### Task material
————
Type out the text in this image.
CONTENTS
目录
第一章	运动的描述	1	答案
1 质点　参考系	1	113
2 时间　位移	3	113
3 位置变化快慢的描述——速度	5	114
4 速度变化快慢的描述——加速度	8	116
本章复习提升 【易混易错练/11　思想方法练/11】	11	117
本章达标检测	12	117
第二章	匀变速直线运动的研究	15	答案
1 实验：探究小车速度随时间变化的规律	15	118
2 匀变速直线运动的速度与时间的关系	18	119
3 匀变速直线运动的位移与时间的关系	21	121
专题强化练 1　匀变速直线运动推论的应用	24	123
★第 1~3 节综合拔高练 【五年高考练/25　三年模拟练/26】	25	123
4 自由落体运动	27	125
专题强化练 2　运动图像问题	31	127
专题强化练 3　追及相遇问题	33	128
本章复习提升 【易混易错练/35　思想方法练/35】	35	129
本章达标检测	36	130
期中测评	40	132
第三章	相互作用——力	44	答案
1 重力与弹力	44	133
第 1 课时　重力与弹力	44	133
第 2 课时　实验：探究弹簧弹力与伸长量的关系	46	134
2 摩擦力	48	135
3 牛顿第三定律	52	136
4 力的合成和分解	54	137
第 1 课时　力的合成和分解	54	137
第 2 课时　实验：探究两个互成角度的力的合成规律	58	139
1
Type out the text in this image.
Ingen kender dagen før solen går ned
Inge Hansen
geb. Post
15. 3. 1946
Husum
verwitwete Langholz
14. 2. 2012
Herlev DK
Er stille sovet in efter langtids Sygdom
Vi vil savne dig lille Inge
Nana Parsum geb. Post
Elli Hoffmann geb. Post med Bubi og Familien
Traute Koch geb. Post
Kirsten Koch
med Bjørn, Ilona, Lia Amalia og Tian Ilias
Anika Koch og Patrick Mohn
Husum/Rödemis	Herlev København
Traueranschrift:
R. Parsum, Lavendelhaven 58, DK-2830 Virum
————
### Objective
Work through the records above line by line and count those that hold the string "Parsum". Give only the result.

### Response
2